### Aim
Search the material below for the string "President" and extract each line that has it.

### Records to use
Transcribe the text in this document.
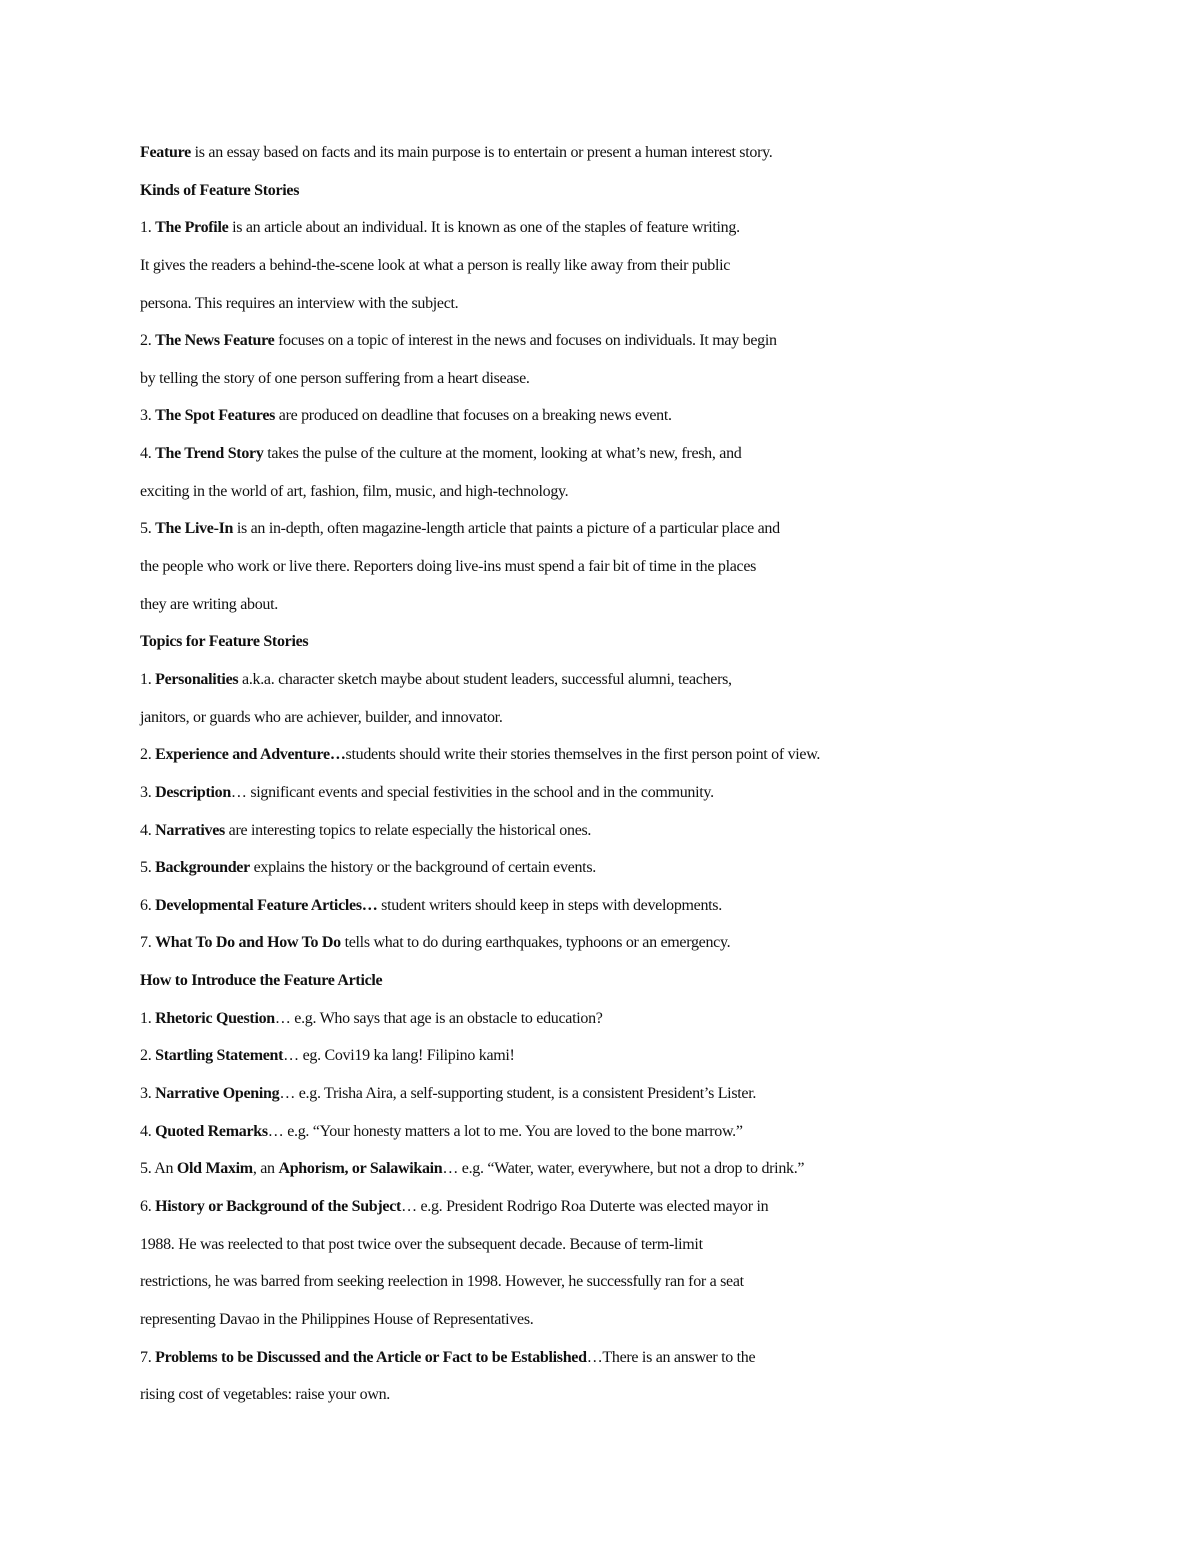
Feature is an essay based on facts and its main purpose is to entertain or present a human interest story.
Kinds of Feature Stories
1. The Profile is an article about an individual. It is known as one of the staples of feature writing.
It gives the readers a behind-the-scene look at what a person is really like away from their public
persona. This requires an interview with the subject.
2. The News Feature focuses on a topic of interest in the news and focuses on individuals. It may begin
by telling the story of one person suffering from a heart disease.
3. The Spot Features are produced on deadline that focuses on a breaking news event.
4. The Trend Story takes the pulse of the culture at the moment, looking at what’s new, fresh, and
exciting in the world of art, fashion, film, music, and high-technology.
5. The Live-In is an in-depth, often magazine-length article that paints a picture of a particular place and
the people who work or live there. Reporters doing live-ins must spend a fair bit of time in the places
they are writing about.
Topics for Feature Stories
1. Personalities a.k.a. character sketch maybe about student leaders, successful alumni, teachers,
janitors, or guards who are achiever, builder, and innovator.
2. Experience and Adventure…students should write their stories themselves in the first person point of view.
3. Description… significant events and special festivities in the school and in the community.
4. Narratives are interesting topics to relate especially the historical ones.
5. Backgrounder explains the history or the background of certain events.
6. Developmental Feature Articles… student writers should keep in steps with developments.
7. What To Do and How To Do tells what to do during earthquakes, typhoons or an emergency.
How to Introduce the Feature Article
1. Rhetoric Question… e.g. Who says that age is an obstacle to education?
2. Startling Statement… eg. Covi19 ka lang! Filipino kami!
3. Narrative Opening… e.g. Trisha Aira, a self-supporting student, is a consistent President’s Lister.
4. Quoted Remarks… e.g. “Your honesty matters a lot to me. You are loved to the bone marrow.”
5. An Old Maxim, an Aphorism, or Salawikain… e.g. “Water, water, everywhere, but not a drop to drink.”
6. History or Background of the Subject… e.g. President Rodrigo Roa Duterte was elected mayor in
1988. He was reelected to that post twice over the subsequent decade. Because of term-limit
restrictions, he was barred from seeking reelection in 1998. However, he successfully ran for a seat
representing Davao in the Philippines House of Representatives.
7. Problems to be Discussed and the Article or Fact to be Established…There is an answer to the
rising cost of vegetables: raise your own.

### Response to this task
3. Narrative Opening… e.g. Trisha Aira, a self-supporting student, is a consistent President’s Lister.
6. History or Background of the Subject… e.g. President Rodrigo Roa Duterte was elected mayor in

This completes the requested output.